▸ RECORDS FOR THE TASK:
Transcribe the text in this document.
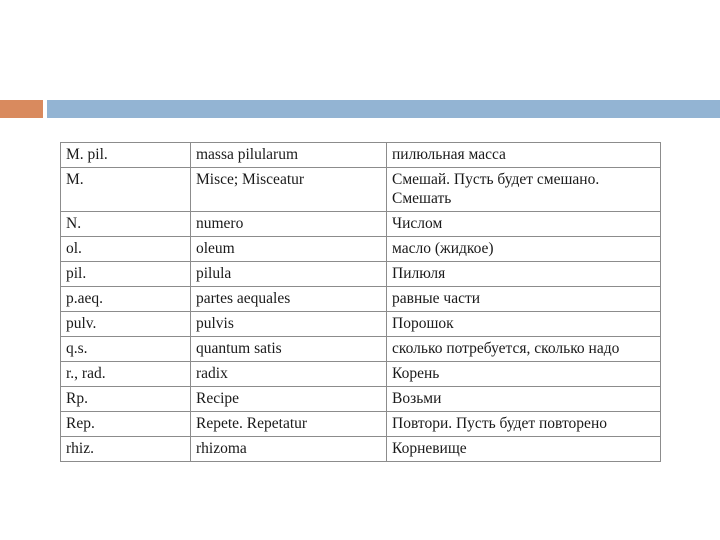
M. pil.	massa pilularum	пилюльная масса
M.	Misce; Misceatur	Смешай. Пусть будет смешано. Смешать
N.	numero	Числом
ol.	oleum	масло (жидкое)
pil.	pilula	Пилюля
p.aeq.	partes aequales	равные части
pulv.	pulvis	Порошок
q.s.	quantum satis	сколько потребуется, сколько надо
r., rad.	radix	Корень
Rp.	Recipe	Возьми
Rep.	Repete. Repetatur	Повтори. Пусть будет повторено
rhiz.	rhizoma	Корневище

▸ DIRECTIONS FOR THIS TASK:
Copy out every line of the listing that includes the string "Пусть".

▸ THE RESPONSE:
M.	Misce; Misceatur	Смешай. Пусть будет смешано. Смешать
Rep.	Repete. Repetatur	Повтори. Пусть будет повторено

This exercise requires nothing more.